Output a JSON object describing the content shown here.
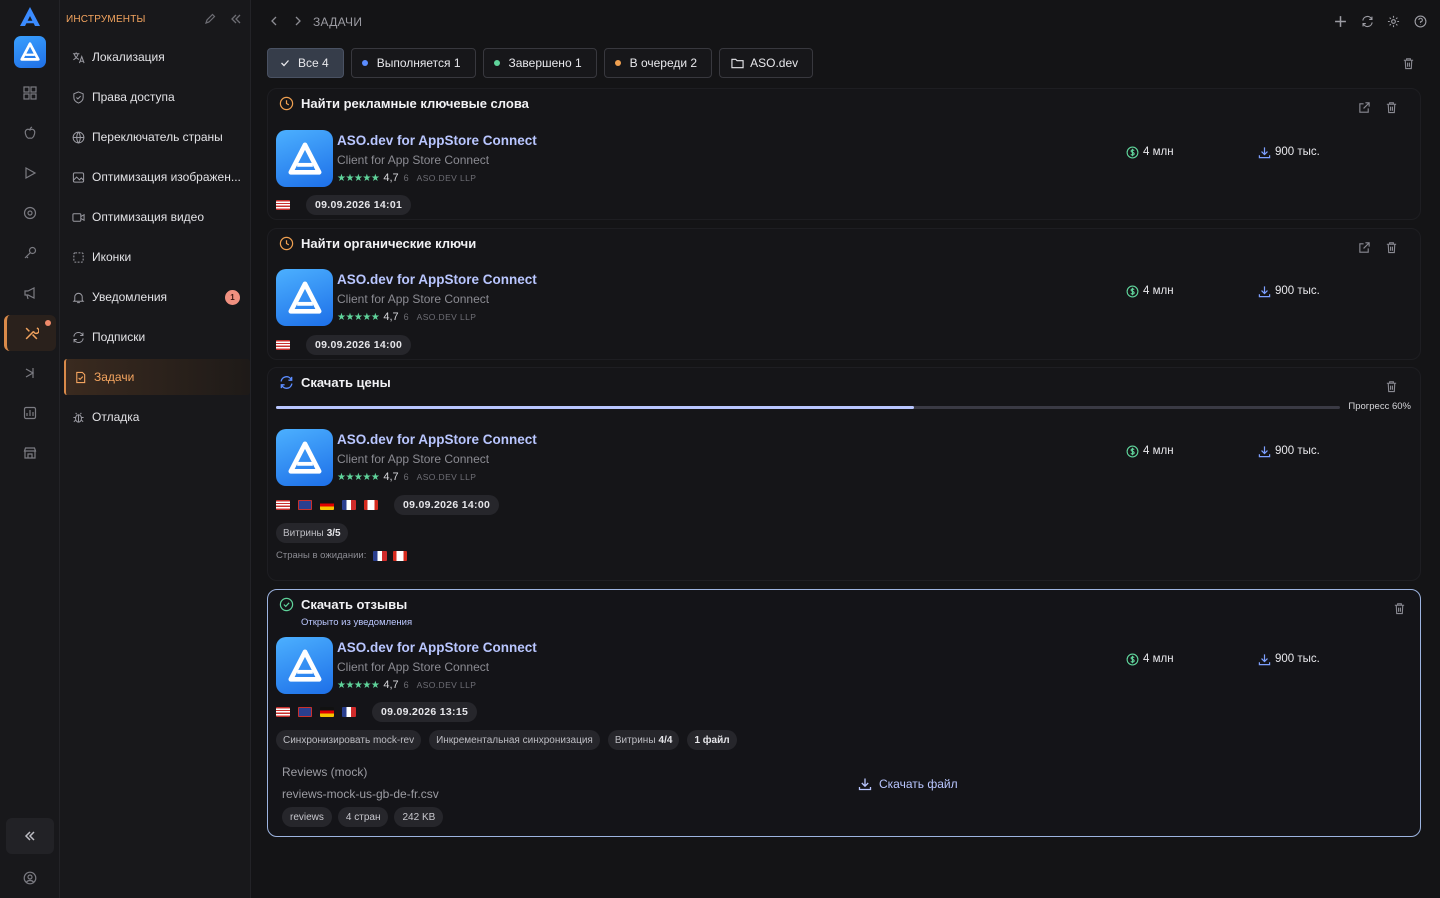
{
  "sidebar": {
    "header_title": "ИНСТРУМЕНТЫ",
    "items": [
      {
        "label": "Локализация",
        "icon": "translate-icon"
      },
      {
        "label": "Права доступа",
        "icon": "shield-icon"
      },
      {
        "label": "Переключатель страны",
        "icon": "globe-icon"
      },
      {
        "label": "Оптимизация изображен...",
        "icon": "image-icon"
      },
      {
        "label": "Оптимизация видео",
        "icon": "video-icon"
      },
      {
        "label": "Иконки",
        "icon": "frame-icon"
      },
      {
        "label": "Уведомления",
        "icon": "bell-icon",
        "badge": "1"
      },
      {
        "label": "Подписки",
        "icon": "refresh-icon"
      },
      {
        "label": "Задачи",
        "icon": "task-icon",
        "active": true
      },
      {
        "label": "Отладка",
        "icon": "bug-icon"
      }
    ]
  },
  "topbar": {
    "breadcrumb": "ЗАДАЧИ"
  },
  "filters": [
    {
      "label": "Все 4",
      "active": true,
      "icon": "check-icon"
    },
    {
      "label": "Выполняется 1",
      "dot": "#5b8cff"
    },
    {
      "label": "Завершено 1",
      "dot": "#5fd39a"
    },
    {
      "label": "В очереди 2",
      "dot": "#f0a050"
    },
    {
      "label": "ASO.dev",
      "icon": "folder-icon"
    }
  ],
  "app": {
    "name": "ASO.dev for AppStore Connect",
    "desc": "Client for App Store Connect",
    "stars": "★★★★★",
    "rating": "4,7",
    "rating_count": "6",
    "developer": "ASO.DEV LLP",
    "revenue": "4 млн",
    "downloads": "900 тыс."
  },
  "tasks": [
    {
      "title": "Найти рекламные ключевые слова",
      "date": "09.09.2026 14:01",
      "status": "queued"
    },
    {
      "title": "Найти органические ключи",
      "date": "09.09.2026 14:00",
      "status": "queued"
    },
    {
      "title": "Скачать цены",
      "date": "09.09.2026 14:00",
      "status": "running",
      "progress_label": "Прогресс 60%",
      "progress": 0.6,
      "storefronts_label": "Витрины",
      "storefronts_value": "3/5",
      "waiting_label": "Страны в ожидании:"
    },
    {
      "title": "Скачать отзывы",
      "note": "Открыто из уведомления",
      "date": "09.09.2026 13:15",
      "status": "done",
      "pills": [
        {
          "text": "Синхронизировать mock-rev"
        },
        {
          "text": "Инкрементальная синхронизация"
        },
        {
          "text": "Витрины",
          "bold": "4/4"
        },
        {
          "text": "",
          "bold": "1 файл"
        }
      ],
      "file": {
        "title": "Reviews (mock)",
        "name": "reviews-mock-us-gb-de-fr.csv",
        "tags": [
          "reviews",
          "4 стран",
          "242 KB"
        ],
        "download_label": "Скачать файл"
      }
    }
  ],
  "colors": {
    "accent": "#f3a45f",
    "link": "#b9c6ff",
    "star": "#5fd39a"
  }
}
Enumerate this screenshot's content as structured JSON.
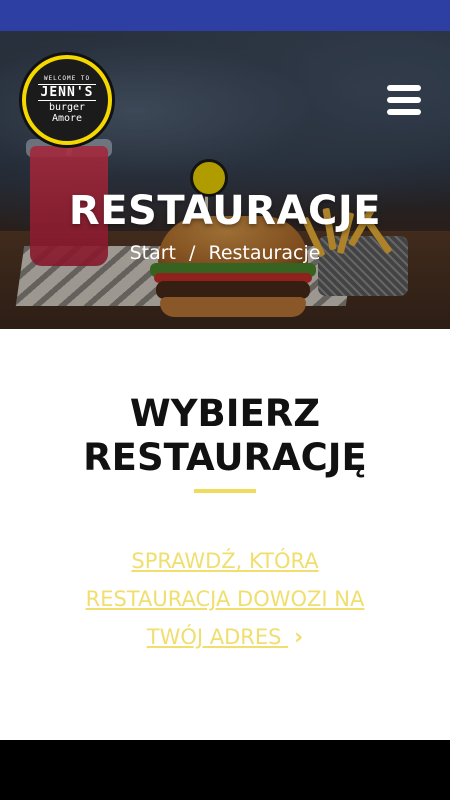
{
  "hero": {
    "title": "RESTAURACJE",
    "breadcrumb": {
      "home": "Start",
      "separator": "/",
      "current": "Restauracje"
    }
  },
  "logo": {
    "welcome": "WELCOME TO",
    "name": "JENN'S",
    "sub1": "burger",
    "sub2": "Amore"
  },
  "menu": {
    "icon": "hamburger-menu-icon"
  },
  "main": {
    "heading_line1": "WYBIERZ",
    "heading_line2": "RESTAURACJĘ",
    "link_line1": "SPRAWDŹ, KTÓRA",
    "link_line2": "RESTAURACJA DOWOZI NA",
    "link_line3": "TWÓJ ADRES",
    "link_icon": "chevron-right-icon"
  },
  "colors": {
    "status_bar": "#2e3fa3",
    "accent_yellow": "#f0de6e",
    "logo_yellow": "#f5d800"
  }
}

▸ Directions for this task:
Transcribe all of the records above character for character. Exclude the pictures.

▸ Worked solution:
Output a JSON object describing the content shown here.
{
  "sidebar": {
    "header_title": "ИНСТРУМЕНТЫ",
    "items": [
      {
        "label": "Локализация",
        "icon": "translate-icon"
      },
      {
        "label": "Права доступа",
        "icon": "shield-icon"
      },
      {
        "label": "Переключатель страны",
        "icon": "globe-icon"
      },
      {
        "label": "Оптимизация изображен...",
        "icon": "image-icon"
      },
      {
        "label": "Оптимизация видео",
        "icon": "video-icon"
      },
      {
        "label": "Иконки",
        "icon": "frame-icon"
      },
      {
        "label": "Уведомления",
        "icon": "bell-icon",
        "badge": "1"
      },
      {
        "label": "Подписки",
        "icon": "refresh-icon"
      },
      {
        "label": "Задачи",
        "icon": "task-icon",
        "active": true
      },
      {
        "label": "Отладка",
        "icon": "bug-icon"
      }
    ]
  },
  "topbar": {
    "breadcrumb": "ЗАДАЧИ"
  },
  "filters": [
    {
      "label": "Все 4",
      "active": true,
      "icon": "check-icon"
    },
    {
      "label": "Выполняется 1",
      "dot": "#5b8cff"
    },
    {
      "label": "Завершено 1",
      "dot": "#5fd39a"
    },
    {
      "label": "В очереди 2",
      "dot": "#f0a050"
    },
    {
      "label": "ASO.dev",
      "icon": "folder-icon"
    }
  ],
  "app": {
    "name": "ASO.dev for AppStore Connect",
    "desc": "Client for App Store Connect",
    "stars": "★★★★★",
    "rating": "4,7",
    "rating_count": "6",
    "developer": "ASO.DEV LLP",
    "revenue": "4 млн",
    "downloads": "900 тыс."
  },
  "tasks": [
    {
      "title": "Найти рекламные ключевые слова",
      "date": "09.09.2026 14:01",
      "status": "queued"
    },
    {
      "title": "Найти органические ключи",
      "date": "09.09.2026 14:00",
      "status": "queued"
    },
    {
      "title": "Скачать цены",
      "date": "09.09.2026 14:00",
      "status": "running",
      "progress_label": "Прогресс 60%",
      "progress": 0.6,
      "storefronts_label": "Витрины",
      "storefronts_value": "3/5",
      "waiting_label": "Страны в ожидании:"
    },
    {
      "title": "Скачать отзывы",
      "note": "Открыто из уведомления",
      "date": "09.09.2026 13:15",
      "status": "done",
      "pills": [
        {
          "text": "Синхронизировать mock-rev"
        },
        {
          "text": "Инкрементальная синхронизация"
        },
        {
          "text": "Витрины",
          "bold": "4/4"
        },
        {
          "text": "",
          "bold": "1 файл"
        }
      ],
      "file": {
        "title": "Reviews (mock)",
        "name": "reviews-mock-us-gb-de-fr.csv",
        "tags": [
          "reviews",
          "4 стран",
          "242 KB"
        ],
        "download_label": "Скачать файл"
      }
    }
  ],
  "colors": {
    "accent": "#f3a45f",
    "link": "#b9c6ff",
    "star": "#5fd39a"
  }
}
Enumerate this screenshot's content as structured JSON.
{
  "hero": {
    "title": "RESTAURACJE",
    "breadcrumb": {
      "home": "Start",
      "separator": "/",
      "current": "Restauracje"
    }
  },
  "logo": {
    "welcome": "WELCOME TO",
    "name": "JENN'S",
    "sub1": "burger",
    "sub2": "Amore"
  },
  "menu": {
    "icon": "hamburger-menu-icon"
  },
  "main": {
    "heading_line1": "WYBIERZ",
    "heading_line2": "RESTAURACJĘ",
    "link_line1": "SPRAWDŹ, KTÓRA",
    "link_line2": "RESTAURACJA DOWOZI NA",
    "link_line3": "TWÓJ ADRES",
    "link_icon": "chevron-right-icon"
  },
  "colors": {
    "status_bar": "#2e3fa3",
    "accent_yellow": "#f0de6e",
    "logo_yellow": "#f5d800"
  }
}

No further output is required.